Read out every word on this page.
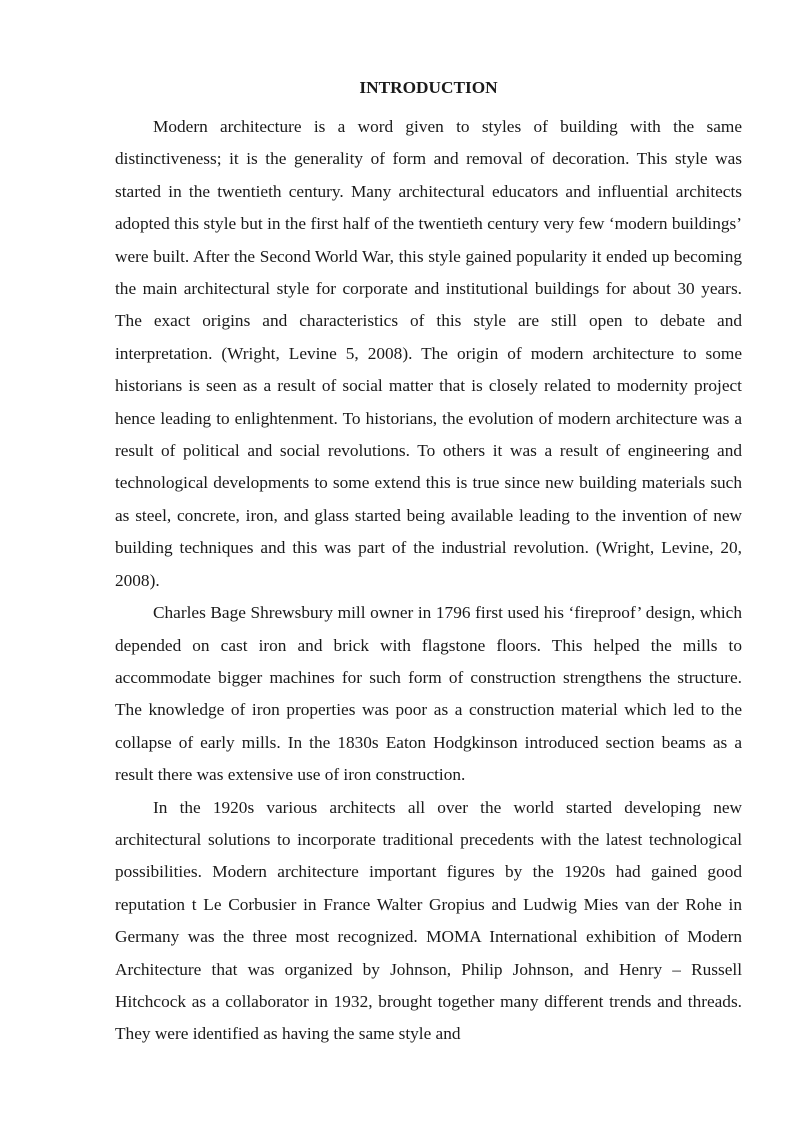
INTRODUCTION

Modern architecture is a word given to styles of building with the same distinctiveness; it is the generality of form and removal of decoration. This style was started in the twentieth century. Many architectural educators and influential architects adopted this style but in the first half of the twentieth century very few ‘modern buildings’ were built. After the Second World War, this style gained popularity it ended up becoming the main architectural style for corporate and institutional buildings for about 30 years. The exact origins and characteristics of this style are still open to debate and interpretation. (Wright, Levine 5, 2008). The origin of modern architecture to some historians is seen as a result of social matter that is closely related to modernity project hence leading to enlightenment. To historians, the evolution of modern architecture was a result of political and social revolutions. To others it was a result of engineering and technological developments to some extend this is true since new building materials such as steel, concrete, iron, and glass started being available leading to the invention of new building techniques and this was part of the industrial revolution. (Wright, Levine, 20, 2008).

Charles Bage Shrewsbury mill owner in 1796 first used his ‘fireproof’ design, which depended on cast iron and brick with flagstone floors. This helped the mills to accommodate bigger machines for such form of construction strengthens the structure. The knowledge of iron properties was poor as a construction material which led to the collapse of early mills. In the 1830s Eaton Hodgkinson introduced section beams as a result there was extensive use of iron construction.

In the 1920s various architects all over the world started developing new architectural solutions to incorporate traditional precedents with the latest technological possibilities. Modern architecture important figures by the 1920s had gained good reputation t Le Corbusier in France Walter Gropius and Ludwig Mies van der Rohe in Germany was the three most recognized. MOMA International exhibition of Modern Architecture that was organized by Johnson, Philip Johnson, and Henry – Russell Hitchcock as a collaborator in 1932, brought together many different trends and threads. They were identified as having the same style and
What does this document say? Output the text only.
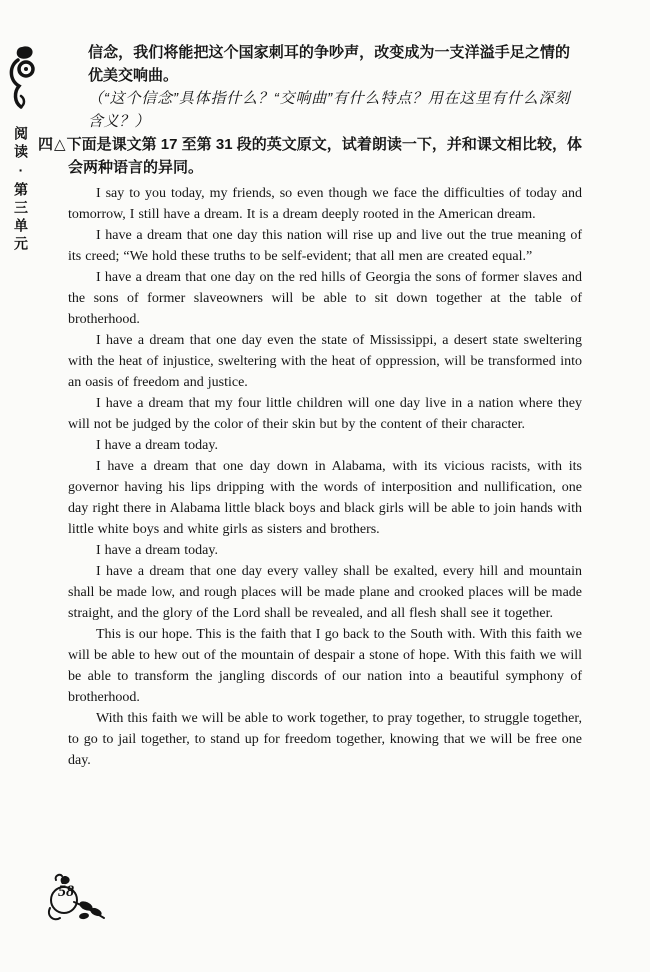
阅读·第三单元

信念，我们将能把这个国家刺耳的争吵声，改变成为一支洋溢手足之情的优美交响曲。

（“这个信念”具体指什么？“交响曲”有什么特点？用在这里有什么深刻含义？）

四△下面是课文第 17 至第 31 段的英文原文，试着朗读一下，并和课文相比较，体会两种语言的异同。

I say to you today, my friends, so even though we face the difficulties of today and tomorrow, I still have a dream. It is a dream deeply rooted in the American dream.

I have a dream that one day this nation will rise up and live out the true meaning of its creed; “We hold these truths to be self-evident; that all men are created equal.”

I have a dream that one day on the red hills of Georgia the sons of former slaves and the sons of former slaveowners will be able to sit down together at the table of brotherhood.

I have a dream that one day even the state of Mississippi, a desert state sweltering with the heat of injustice, sweltering with the heat of oppression, will be transformed into an oasis of freedom and justice.

I have a dream that my four little children will one day live in a nation where they will not be judged by the color of their skin but by the content of their character.

I have a dream today.

I have a dream that one day down in Alabama, with its vicious racists, with its governor having his lips dripping with the words of interposition and nullification, one day right there in Alabama little black boys and black girls will be able to join hands with little white boys and white girls as sisters and brothers.

I have a dream today.

I have a dream that one day every valley shall be exalted, every hill and mountain shall be made low, and rough places will be made plane and crooked places will be made straight, and the glory of the Lord shall be revealed, and all flesh shall see it together.

This is our hope. This is the faith that I go back to the South with. With this faith we will be able to hew out of the mountain of despair a stone of hope. With this faith we will be able to transform the jangling discords of our nation into a beautiful symphony of brotherhood.

With this faith we will be able to work together, to pray together, to struggle together, to go to jail together, to stand up for freedom together, knowing that we will be free one day.

58
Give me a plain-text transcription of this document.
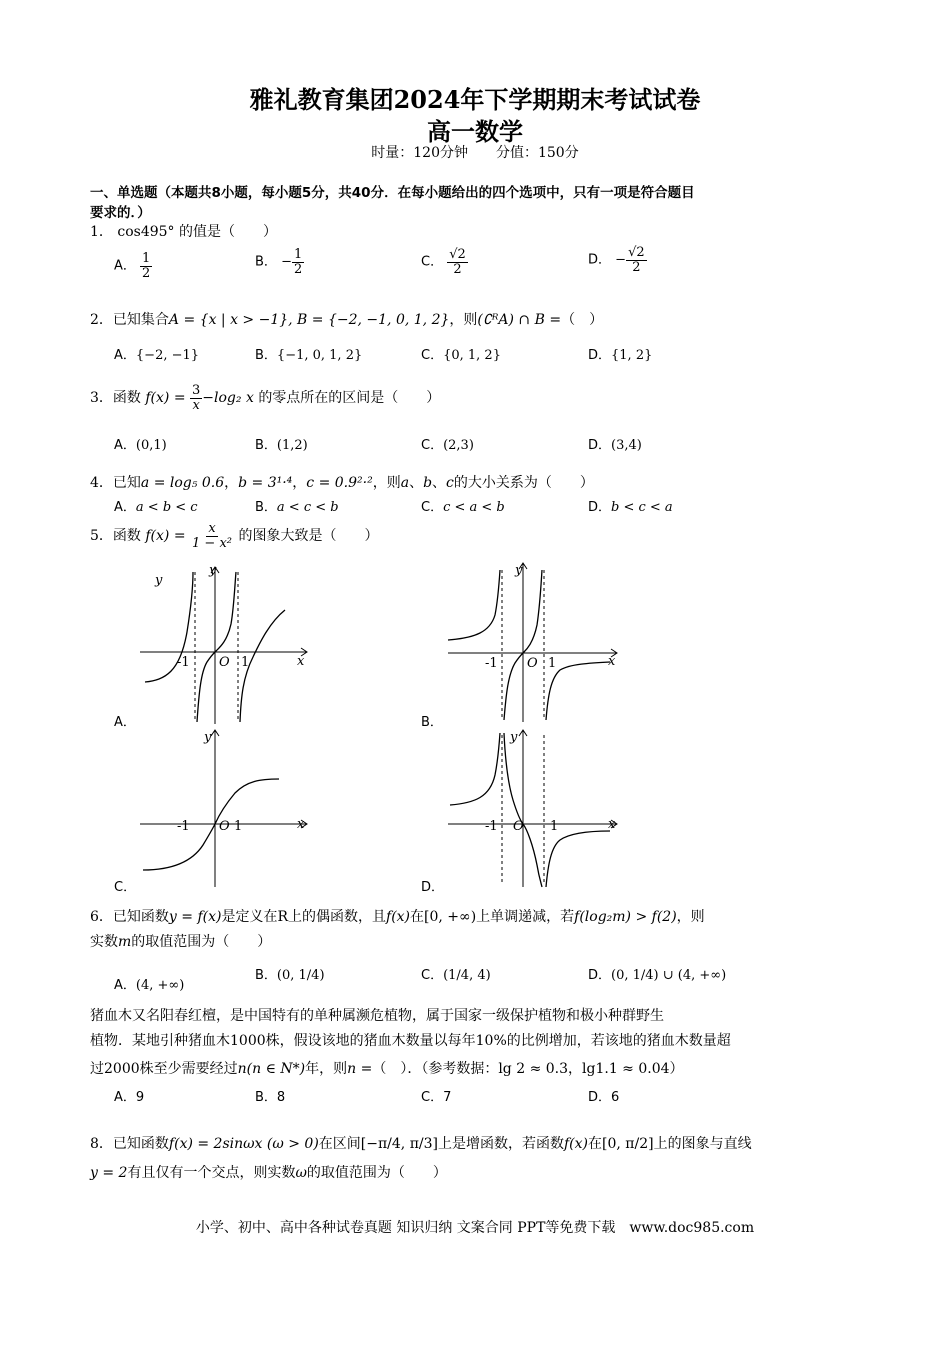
雅礼教育集团2024年下学期期末考试试卷
高一数学
时量：120分钟　　分值：150分
一、单选题（本题共8小题，每小题5分，共40分．在每小题给出的四个选项中，只有一项是符合题目
要求的．）
1． cos495° 的值是（　　）
A． $\frac{1}{2}$	B． − $\frac{1}{2}$	C． $\frac{√2}{2}$	D． − $\frac{√2}{2}$
2．已知集合A = {x | x > −1}, B = {−2, −1, 0, 1, 2}，则(∁ᴿA) ∩ B =（　）
A．{−2, −1}	B．{−1, 0, 1, 2}	C．{0, 1, 2}	D．{1, 2}
3．函数 $f(x) = \frac{3}{x} -\log_2$ x 的零点所在的区间是（　　）
A．(0,1)	B．(1,2)	C．(2,3)	D．(3,4)
4．已知a = log₅ 0.6，b = 3¹·⁴，c = 0.9²·²，则a、b、c的大小关系为（　　）
A．a < b < c	B．a < c < b	C．c < a < b	D．b < c < a
5．函数 $f(x) = \frac{x}{\text{1 − x²}}$ 的图象大致是（　　）
y
y
x
-1 O 1
A．
y
x
-1 O 1
B．
y
x
-1 O 1
C．
y
x
-1 O 1
D．
6．已知函数y = f(x)是定义在R上的偶函数，且f(x)在[0, +∞)上单调递减，若f(log₂m) > f(2)，则
实数m的取值范围为（　　）
A．(4, +∞)
B．(0, 1/4)	C．(1/4, 4)	D．(0, 1/4) ∪ (4, +∞)
猪血木又名阳春红檀，是中国特有的单种属濒危植物，属于国家一级保护植物和极小种群野生
植物．某地引种猪血木1000株，假设该地的猪血木数量以每年10%的比例增加，若该地的猪血木数量超
过2000株至少需要经过n(n ∈ N*)年，则n =（　）．（参考数据：lg 2 ≈ 0.3，lg1.1 ≈ 0.04）
A．9	B．8	C．7	D．6
8．已知函数f(x) = 2sinωx (ω > 0)在区间[−π/4, π/3]上是增函数，若函数f(x)在[0, π/2]上的图象与直线
y = 2有且仅有一个交点，则实数ω的取值范围为（　　）
小学、初中、高中各种试卷真题 知识归纳 文案合同 PPT等免费下载　www.doc985.com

▶ [EXERCISE GOAL] Transcribe the listing above verbatim. Omit the pictures.

▶ [TASK RESULT]
Read out every word on this page.
INTRODUCTION

Modern architecture is a word given to styles of building with the same distinctiveness; it is the generality of form and removal of decoration. This style was started in the twentieth century. Many architectural educators and influential architects adopted this style but in the first half of the twentieth century very few ‘modern buildings’ were built. After the Second World War, this style gained popularity it ended up becoming the main architectural style for corporate and institutional buildings for about 30 years. The exact origins and characteristics of this style are still open to debate and interpretation. (Wright, Levine 5, 2008). The origin of modern architecture to some historians is seen as a result of social matter that is closely related to modernity project hence leading to enlightenment. To historians, the evolution of modern architecture was a result of political and social revolutions. To others it was a result of engineering and technological developments to some extend this is true since new building materials such as steel, concrete, iron, and glass started being available leading to the invention of new building techniques and this was part of the industrial revolution. (Wright, Levine, 20, 2008).

Charles Bage Shrewsbury mill owner in 1796 first used his ‘fireproof’ design, which depended on cast iron and brick with flagstone floors. This helped the mills to accommodate bigger machines for such form of construction strengthens the structure. The knowledge of iron properties was poor as a construction material which led to the collapse of early mills. In the 1830s Eaton Hodgkinson introduced section beams as a result there was extensive use of iron construction.

In the 1920s various architects all over the world started developing new architectural solutions to incorporate traditional precedents with the latest technological possibilities. Modern architecture important figures by the 1920s had gained good reputation t Le Corbusier in France Walter Gropius and Ludwig Mies van der Rohe in Germany was the three most recognized. MOMA International exhibition of Modern Architecture that was organized by Johnson, Philip Johnson, and Henry – Russell Hitchcock as a collaborator in 1932, brought together many different trends and threads. They were identified as having the same style and
What does this document say? Output the text only.
阅读·第三单元

信念，我们将能把这个国家刺耳的争吵声，改变成为一支洋溢手足之情的优美交响曲。

（“这个信念”具体指什么？“交响曲”有什么特点？用在这里有什么深刻含义？）

四△下面是课文第 17 至第 31 段的英文原文，试着朗读一下，并和课文相比较，体会两种语言的异同。

I say to you today, my friends, so even though we face the difficulties of today and tomorrow, I still have a dream. It is a dream deeply rooted in the American dream.

I have a dream that one day this nation will rise up and live out the true meaning of its creed; “We hold these truths to be self-evident; that all men are created equal.”

I have a dream that one day on the red hills of Georgia the sons of former slaves and the sons of former slaveowners will be able to sit down together at the table of brotherhood.

I have a dream that one day even the state of Mississippi, a desert state sweltering with the heat of injustice, sweltering with the heat of oppression, will be transformed into an oasis of freedom and justice.

I have a dream that my four little children will one day live in a nation where they will not be judged by the color of their skin but by the content of their character.

I have a dream today.

I have a dream that one day down in Alabama, with its vicious racists, with its governor having his lips dripping with the words of interposition and nullification, one day right there in Alabama little black boys and black girls will be able to join hands with little white boys and white girls as sisters and brothers.

I have a dream today.

I have a dream that one day every valley shall be exalted, every hill and mountain shall be made low, and rough places will be made plane and crooked places will be made straight, and the glory of the Lord shall be revealed, and all flesh shall see it together.

This is our hope. This is the faith that I go back to the South with. With this faith we will be able to hew out of the mountain of despair a stone of hope. With this faith we will be able to transform the jangling discords of our nation into a beautiful symphony of brotherhood.

With this faith we will be able to work together, to pray together, to struggle together, to go to jail together, to stand up for freedom together, knowing that we will be free one day.

58
Give me a plain-text transcription of this document.
雅礼教育集团2024年下学期期末考试试卷
高一数学
时量：120分钟　　分值：150分
一、单选题（本题共8小题，每小题5分，共40分．在每小题给出的四个选项中，只有一项是符合题目
要求的．）
1． cos495° 的值是（　　）
A． $\frac{1}{2}$	B． − $\frac{1}{2}$	C． $\frac{√2}{2}$	D． − $\frac{√2}{2}$
2．已知集合A = {x | x > −1}, B = {−2, −1, 0, 1, 2}，则(∁ᴿA) ∩ B =（　）
A．{−2, −1}	B．{−1, 0, 1, 2}	C．{0, 1, 2}	D．{1, 2}
3．函数 $f(x) = \frac{3}{x} -\log_2$ x 的零点所在的区间是（　　）
A．(0,1)	B．(1,2)	C．(2,3)	D．(3,4)
4．已知a = log₅ 0.6，b = 3¹·⁴，c = 0.9²·²，则a、b、c的大小关系为（　　）
A．a < b < c	B．a < c < b	C．c < a < b	D．b < c < a
5．函数 $f(x) = \frac{x}{\text{1 − x²}}$ 的图象大致是（　　）
y
y
x
-1 O 1
A．
y
x
-1 O 1
B．
y
x
-1 O 1
C．
y
x
-1 O 1
D．
6．已知函数y = f(x)是定义在R上的偶函数，且f(x)在[0, +∞)上单调递减，若f(log₂m) > f(2)，则
实数m的取值范围为（　　）
A．(4, +∞)
B．(0, 1/4)	C．(1/4, 4)	D．(0, 1/4) ∪ (4, +∞)
猪血木又名阳春红檀，是中国特有的单种属濒危植物，属于国家一级保护植物和极小种群野生
植物．某地引种猪血木1000株，假设该地的猪血木数量以每年10%的比例增加，若该地的猪血木数量超
过2000株至少需要经过n(n ∈ N*)年，则n =（　）．（参考数据：lg 2 ≈ 0.3，lg1.1 ≈ 0.04）
A．9	B．8	C．7	D．6
8．已知函数f(x) = 2sinωx (ω > 0)在区间[−π/4, π/3]上是增函数，若函数f(x)在[0, π/2]上的图象与直线
y = 2有且仅有一个交点，则实数ω的取值范围为（　　）
小学、初中、高中各种试卷真题 知识归纳 文案合同 PPT等免费下载　www.doc985.com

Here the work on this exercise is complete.